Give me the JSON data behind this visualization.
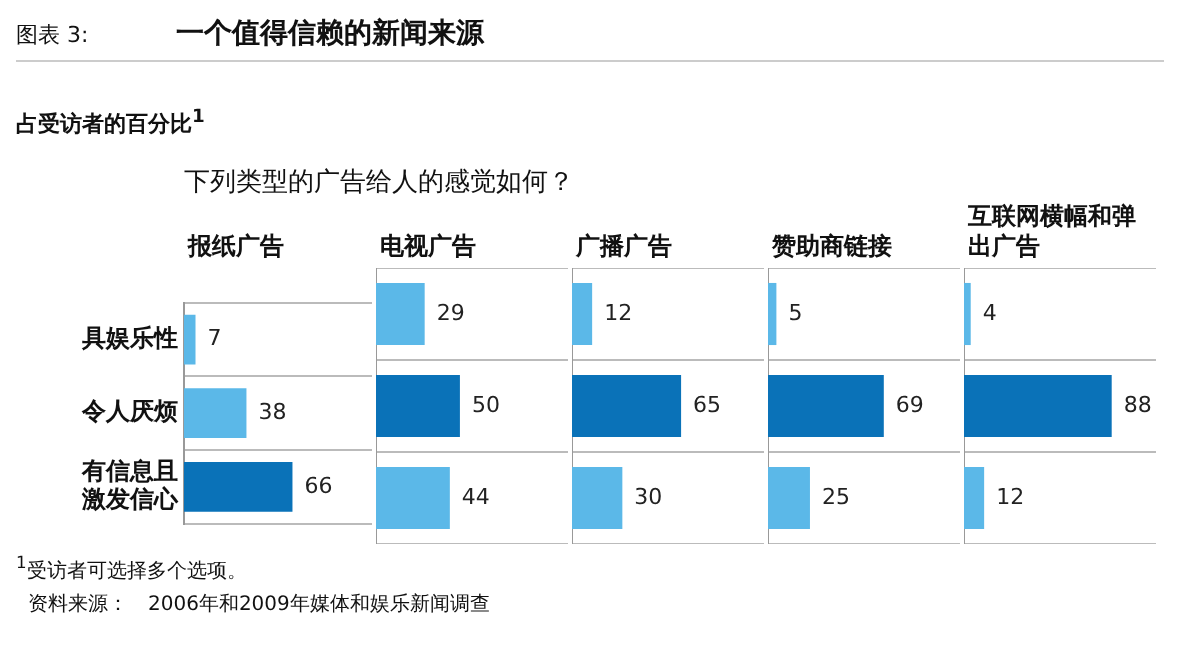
{
  "chart_data": [
    {
      "type": "bar",
      "orientation": "horizontal",
      "title": "报纸广告",
      "subtitle": "下列类型的广告给人的感觉如何？",
      "ylabel": "占受访者的百分比$^{1}$",
      "annotations": [
        "图表 3:",
        "一个值得信赖的新闻来源",
        "$^{1}$受访者可选择多个选项。",
        "资料来源：　2006年和2009年媒体和娱乐新闻调查"
      ],
      "categories": [
        "具娱乐性",
        "令人厌烦",
        "有信息且激发信心"
      ],
      "values": [
        7,
        38,
        66
      ],
      "colors": [
        "#5bb8e8",
        "#5bb8e8",
        "#0a72b8"
      ],
      "data_labels": true,
      "grid": "y",
      "tick_labels": "y"
    },
    {
      "type": "bar",
      "orientation": "horizontal",
      "title": "电视广告",
      "categories": [
        "具娱乐性",
        "令人厌烦",
        "有信息且激发信心"
      ],
      "values": [
        29,
        50,
        44
      ],
      "colors": [
        "#5bb8e8",
        "#0a72b8",
        "#5bb8e8"
      ],
      "data_labels": true,
      "grid": "y",
      "tick_labels": false
    },
    {
      "type": "bar",
      "orientation": "horizontal",
      "title": "广播广告",
      "categories": [
        "具娱乐性",
        "令人厌烦",
        "有信息且激发信心"
      ],
      "values": [
        12,
        65,
        30
      ],
      "colors": [
        "#5bb8e8",
        "#0a72b8",
        "#5bb8e8"
      ],
      "data_labels": true,
      "grid": "y",
      "tick_labels": false
    },
    {
      "type": "bar",
      "orientation": "horizontal",
      "title": "赞助商链接",
      "categories": [
        "具娱乐性",
        "令人厌烦",
        "有信息且激发信心"
      ],
      "values": [
        5,
        69,
        25
      ],
      "colors": [
        "#5bb8e8",
        "#0a72b8",
        "#5bb8e8"
      ],
      "data_labels": true,
      "grid": "y",
      "tick_labels": false
    },
    {
      "type": "bar",
      "orientation": "horizontal",
      "title": "互联网横幅和弹出广告",
      "categories": [
        "具娱乐性",
        "令人厌烦",
        "有信息且激发信心"
      ],
      "values": [
        4,
        88,
        12
      ],
      "colors": [
        "#5bb8e8",
        "#0a72b8",
        "#5bb8e8"
      ],
      "data_labels": true,
      "grid": "y",
      "tick_labels": false
    }
  ]
}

————————

Work to be completed
Write the records out once more, exactly as they appear, with no pictures.

Worked solution
Give me the JSON data behind this visualization.
{
  "chart_data": [
    {
      "type": "bar",
      "orientation": "horizontal",
      "title": "报纸广告",
      "subtitle": "下列类型的广告给人的感觉如何？",
      "ylabel": "占受访者的百分比$^{1}$",
      "annotations": [
        "图表 3:",
        "一个值得信赖的新闻来源",
        "$^{1}$受访者可选择多个选项。",
        "资料来源：　2006年和2009年媒体和娱乐新闻调查"
      ],
      "categories": [
        "具娱乐性",
        "令人厌烦",
        "有信息且激发信心"
      ],
      "values": [
        7,
        38,
        66
      ],
      "colors": [
        "#5bb8e8",
        "#5bb8e8",
        "#0a72b8"
      ],
      "data_labels": true,
      "grid": "y",
      "tick_labels": "y"
    },
    {
      "type": "bar",
      "orientation": "horizontal",
      "title": "电视广告",
      "categories": [
        "具娱乐性",
        "令人厌烦",
        "有信息且激发信心"
      ],
      "values": [
        29,
        50,
        44
      ],
      "colors": [
        "#5bb8e8",
        "#0a72b8",
        "#5bb8e8"
      ],
      "data_labels": true,
      "grid": "y",
      "tick_labels": false
    },
    {
      "type": "bar",
      "orientation": "horizontal",
      "title": "广播广告",
      "categories": [
        "具娱乐性",
        "令人厌烦",
        "有信息且激发信心"
      ],
      "values": [
        12,
        65,
        30
      ],
      "colors": [
        "#5bb8e8",
        "#0a72b8",
        "#5bb8e8"
      ],
      "data_labels": true,
      "grid": "y",
      "tick_labels": false
    },
    {
      "type": "bar",
      "orientation": "horizontal",
      "title": "赞助商链接",
      "categories": [
        "具娱乐性",
        "令人厌烦",
        "有信息且激发信心"
      ],
      "values": [
        5,
        69,
        25
      ],
      "colors": [
        "#5bb8e8",
        "#0a72b8",
        "#5bb8e8"
      ],
      "data_labels": true,
      "grid": "y",
      "tick_labels": false
    },
    {
      "type": "bar",
      "orientation": "horizontal",
      "title": "互联网横幅和弹出广告",
      "categories": [
        "具娱乐性",
        "令人厌烦",
        "有信息且激发信心"
      ],
      "values": [
        4,
        88,
        12
      ],
      "colors": [
        "#5bb8e8",
        "#0a72b8",
        "#5bb8e8"
      ],
      "data_labels": true,
      "grid": "y",
      "tick_labels": false
    }
  ]
}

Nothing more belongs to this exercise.